Stored data entries
-=-=-=-=-

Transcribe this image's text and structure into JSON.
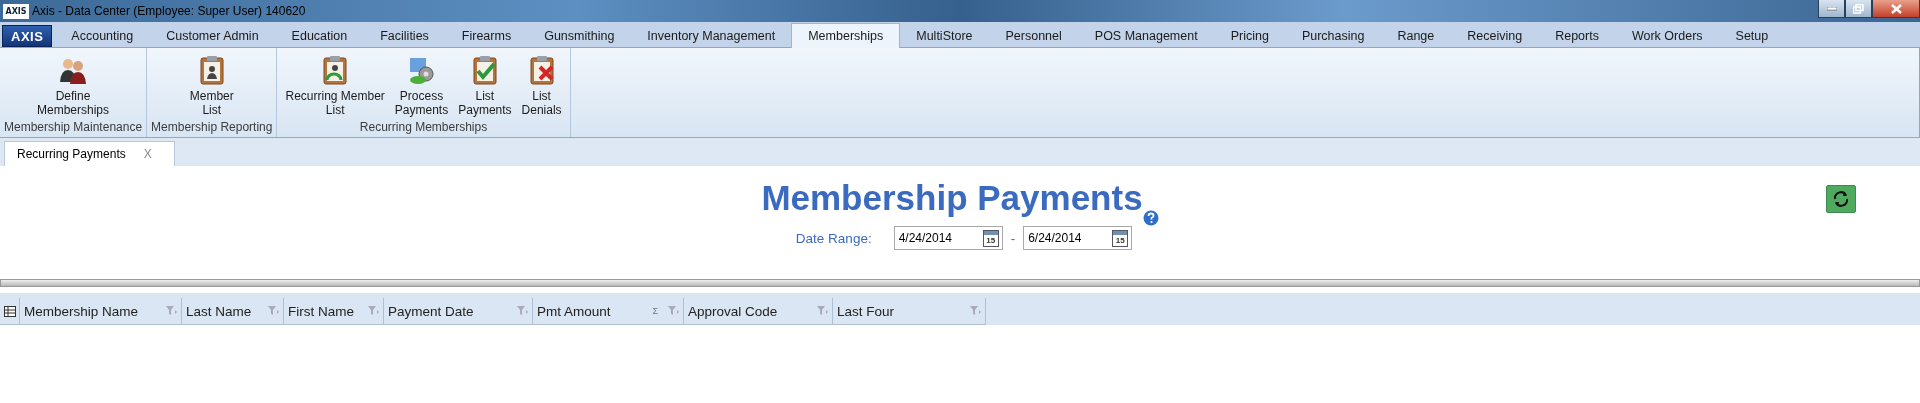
{
  "window": {
    "title": "Axis - Data Center  (Employee: Super User) 140620",
    "app_icon_text": "AXIS"
  },
  "menu_tabs": [
    {
      "label": "AXIS",
      "kind": "logo",
      "selected": false
    },
    {
      "label": "Accounting",
      "kind": "tab",
      "selected": false
    },
    {
      "label": "Customer Admin",
      "kind": "tab",
      "selected": false
    },
    {
      "label": "Education",
      "kind": "tab",
      "selected": false
    },
    {
      "label": "Facilities",
      "kind": "tab",
      "selected": false
    },
    {
      "label": "Firearms",
      "kind": "tab",
      "selected": false
    },
    {
      "label": "Gunsmithing",
      "kind": "tab",
      "selected": false
    },
    {
      "label": "Inventory Management",
      "kind": "tab",
      "selected": false
    },
    {
      "label": "Memberships",
      "kind": "tab",
      "selected": true
    },
    {
      "label": "MultiStore",
      "kind": "tab",
      "selected": false
    },
    {
      "label": "Personnel",
      "kind": "tab",
      "selected": false
    },
    {
      "label": "POS Management",
      "kind": "tab",
      "selected": false
    },
    {
      "label": "Pricing",
      "kind": "tab",
      "selected": false
    },
    {
      "label": "Purchasing",
      "kind": "tab",
      "selected": false
    },
    {
      "label": "Range",
      "kind": "tab",
      "selected": false
    },
    {
      "label": "Receiving",
      "kind": "tab",
      "selected": false
    },
    {
      "label": "Reports",
      "kind": "tab",
      "selected": false
    },
    {
      "label": "Work Orders",
      "kind": "tab",
      "selected": false
    },
    {
      "label": "Setup",
      "kind": "tab",
      "selected": false
    }
  ],
  "ribbon_groups": [
    {
      "label": "Membership Maintenance",
      "buttons": [
        {
          "label": "Define\nMemberships",
          "kind": "people"
        }
      ]
    },
    {
      "label": "Membership Reporting",
      "buttons": [
        {
          "label": "Member\nList",
          "kind": "clipboard"
        }
      ]
    },
    {
      "label": "Recurring Memberships",
      "buttons": [
        {
          "label": "Recurring Member\nList",
          "kind": "recurring"
        },
        {
          "label": "Process\nPayments",
          "kind": "gears"
        },
        {
          "label": "List\nPayments",
          "kind": "check"
        },
        {
          "label": "List\nDenials",
          "kind": "deny"
        }
      ]
    }
  ],
  "document_tabs": [
    {
      "label": "Recurring Payments",
      "close": "X",
      "selected": true
    }
  ],
  "page": {
    "title": "Membership Payments",
    "date_range_label": "Date Range:",
    "separator": "-",
    "date_from": {
      "value": "4/24/2014",
      "calendar_day": "15"
    },
    "date_to": {
      "value": "6/24/2014",
      "calendar_day": "15"
    }
  },
  "table": {
    "columns": [
      {
        "label": "Membership Name"
      },
      {
        "label": "Last Name"
      },
      {
        "label": "First Name"
      },
      {
        "label": "Payment Date"
      },
      {
        "label": "Pmt Amount",
        "sum_symbol": "Σ"
      },
      {
        "label": "Approval Code"
      },
      {
        "label": "Last Four"
      }
    ]
  }
}
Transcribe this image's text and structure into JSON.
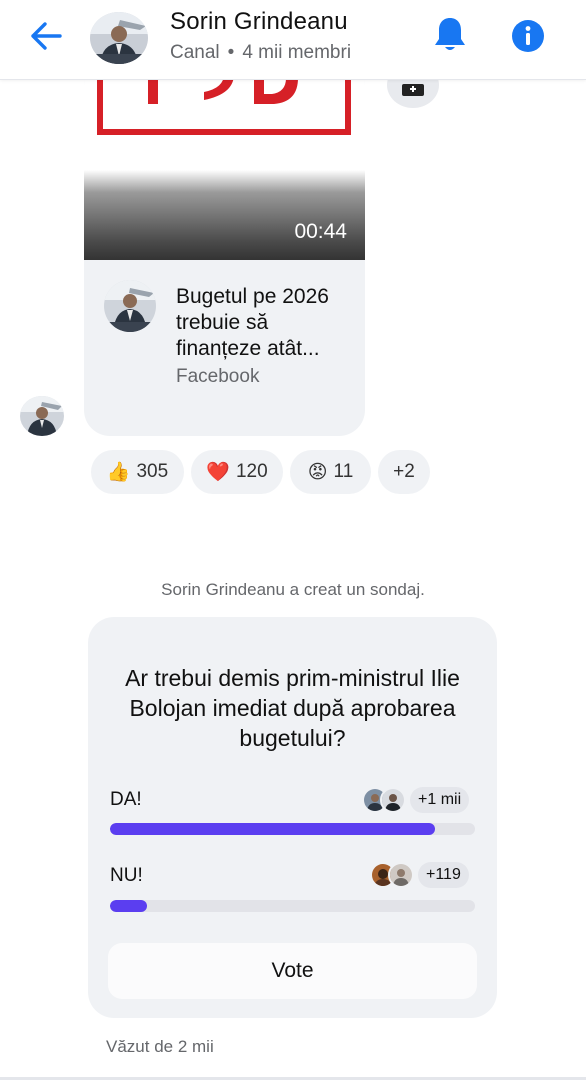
{
  "header": {
    "back_icon": "arrow-left-icon",
    "title": "Sorin Grindeanu",
    "subtitle_type": "Canal",
    "subtitle_separator": "•",
    "subtitle_members": "4 mii membri",
    "bell_icon": "bell-icon",
    "info_icon": "info-icon",
    "accent_color": "#1877f2"
  },
  "post": {
    "video_duration": "00:44",
    "thumbnail_text": "PSD",
    "link_title": "Bugetul pe 2026 trebuie să finanțeze atât...",
    "link_source": "Facebook",
    "share_icon": "share-icon"
  },
  "reactions": [
    {
      "emoji": "👍",
      "count": "305"
    },
    {
      "emoji": "❤️",
      "count": "120"
    },
    {
      "emoji": "😡",
      "count": "11"
    },
    {
      "emoji": "",
      "count": "+2"
    }
  ],
  "system_message": "Sorin Grindeanu a creat un sondaj.",
  "poll": {
    "question": "Ar trebui demis prim-ministrul Ilie Bolojan imediat după aprobarea bugetului?",
    "options": [
      {
        "label": "DA!",
        "votes_label": "+1 mii",
        "fill": 0.89
      },
      {
        "label": "NU!",
        "votes_label": "+119",
        "fill": 0.1
      }
    ],
    "vote_button": "Vote",
    "bar_color": "#5b3ef0"
  },
  "seen_by": "Văzut de 2 mii"
}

-=-=-=-=-

(DIRECTION) Reproduce every entry word for word, but omit the pictures.

(EXPECTED ANSWER)
Transcribe this image's text and structure into JSON.
{
  "window": {
    "title": "Axis - Data Center  (Employee: Super User) 140620",
    "app_icon_text": "AXIS"
  },
  "menu_tabs": [
    {
      "label": "AXIS",
      "kind": "logo",
      "selected": false
    },
    {
      "label": "Accounting",
      "kind": "tab",
      "selected": false
    },
    {
      "label": "Customer Admin",
      "kind": "tab",
      "selected": false
    },
    {
      "label": "Education",
      "kind": "tab",
      "selected": false
    },
    {
      "label": "Facilities",
      "kind": "tab",
      "selected": false
    },
    {
      "label": "Firearms",
      "kind": "tab",
      "selected": false
    },
    {
      "label": "Gunsmithing",
      "kind": "tab",
      "selected": false
    },
    {
      "label": "Inventory Management",
      "kind": "tab",
      "selected": false
    },
    {
      "label": "Memberships",
      "kind": "tab",
      "selected": true
    },
    {
      "label": "MultiStore",
      "kind": "tab",
      "selected": false
    },
    {
      "label": "Personnel",
      "kind": "tab",
      "selected": false
    },
    {
      "label": "POS Management",
      "kind": "tab",
      "selected": false
    },
    {
      "label": "Pricing",
      "kind": "tab",
      "selected": false
    },
    {
      "label": "Purchasing",
      "kind": "tab",
      "selected": false
    },
    {
      "label": "Range",
      "kind": "tab",
      "selected": false
    },
    {
      "label": "Receiving",
      "kind": "tab",
      "selected": false
    },
    {
      "label": "Reports",
      "kind": "tab",
      "selected": false
    },
    {
      "label": "Work Orders",
      "kind": "tab",
      "selected": false
    },
    {
      "label": "Setup",
      "kind": "tab",
      "selected": false
    }
  ],
  "ribbon_groups": [
    {
      "label": "Membership Maintenance",
      "buttons": [
        {
          "label": "Define\nMemberships",
          "kind": "people"
        }
      ]
    },
    {
      "label": "Membership Reporting",
      "buttons": [
        {
          "label": "Member\nList",
          "kind": "clipboard"
        }
      ]
    },
    {
      "label": "Recurring Memberships",
      "buttons": [
        {
          "label": "Recurring Member\nList",
          "kind": "recurring"
        },
        {
          "label": "Process\nPayments",
          "kind": "gears"
        },
        {
          "label": "List\nPayments",
          "kind": "check"
        },
        {
          "label": "List\nDenials",
          "kind": "deny"
        }
      ]
    }
  ],
  "document_tabs": [
    {
      "label": "Recurring Payments",
      "close": "X",
      "selected": true
    }
  ],
  "page": {
    "title": "Membership Payments",
    "date_range_label": "Date Range:",
    "separator": "-",
    "date_from": {
      "value": "4/24/2014",
      "calendar_day": "15"
    },
    "date_to": {
      "value": "6/24/2014",
      "calendar_day": "15"
    }
  },
  "table": {
    "columns": [
      {
        "label": "Membership Name"
      },
      {
        "label": "Last Name"
      },
      {
        "label": "First Name"
      },
      {
        "label": "Payment Date"
      },
      {
        "label": "Pmt Amount",
        "sum_symbol": "Σ"
      },
      {
        "label": "Approval Code"
      },
      {
        "label": "Last Four"
      }
    ]
  }
}
Transcribe this image's text and structure into JSON.
{
  "header": {
    "back_icon": "arrow-left-icon",
    "title": "Sorin Grindeanu",
    "subtitle_type": "Canal",
    "subtitle_separator": "•",
    "subtitle_members": "4 mii membri",
    "bell_icon": "bell-icon",
    "info_icon": "info-icon",
    "accent_color": "#1877f2"
  },
  "post": {
    "video_duration": "00:44",
    "thumbnail_text": "PSD",
    "link_title": "Bugetul pe 2026 trebuie să finanțeze atât...",
    "link_source": "Facebook",
    "share_icon": "share-icon"
  },
  "reactions": [
    {
      "emoji": "👍",
      "count": "305"
    },
    {
      "emoji": "❤️",
      "count": "120"
    },
    {
      "emoji": "😡",
      "count": "11"
    },
    {
      "emoji": "",
      "count": "+2"
    }
  ],
  "system_message": "Sorin Grindeanu a creat un sondaj.",
  "poll": {
    "question": "Ar trebui demis prim-ministrul Ilie Bolojan imediat după aprobarea bugetului?",
    "options": [
      {
        "label": "DA!",
        "votes_label": "+1 mii",
        "fill": 0.89
      },
      {
        "label": "NU!",
        "votes_label": "+119",
        "fill": 0.1
      }
    ],
    "vote_button": "Vote",
    "bar_color": "#5b3ef0"
  },
  "seen_by": "Văzut de 2 mii"
}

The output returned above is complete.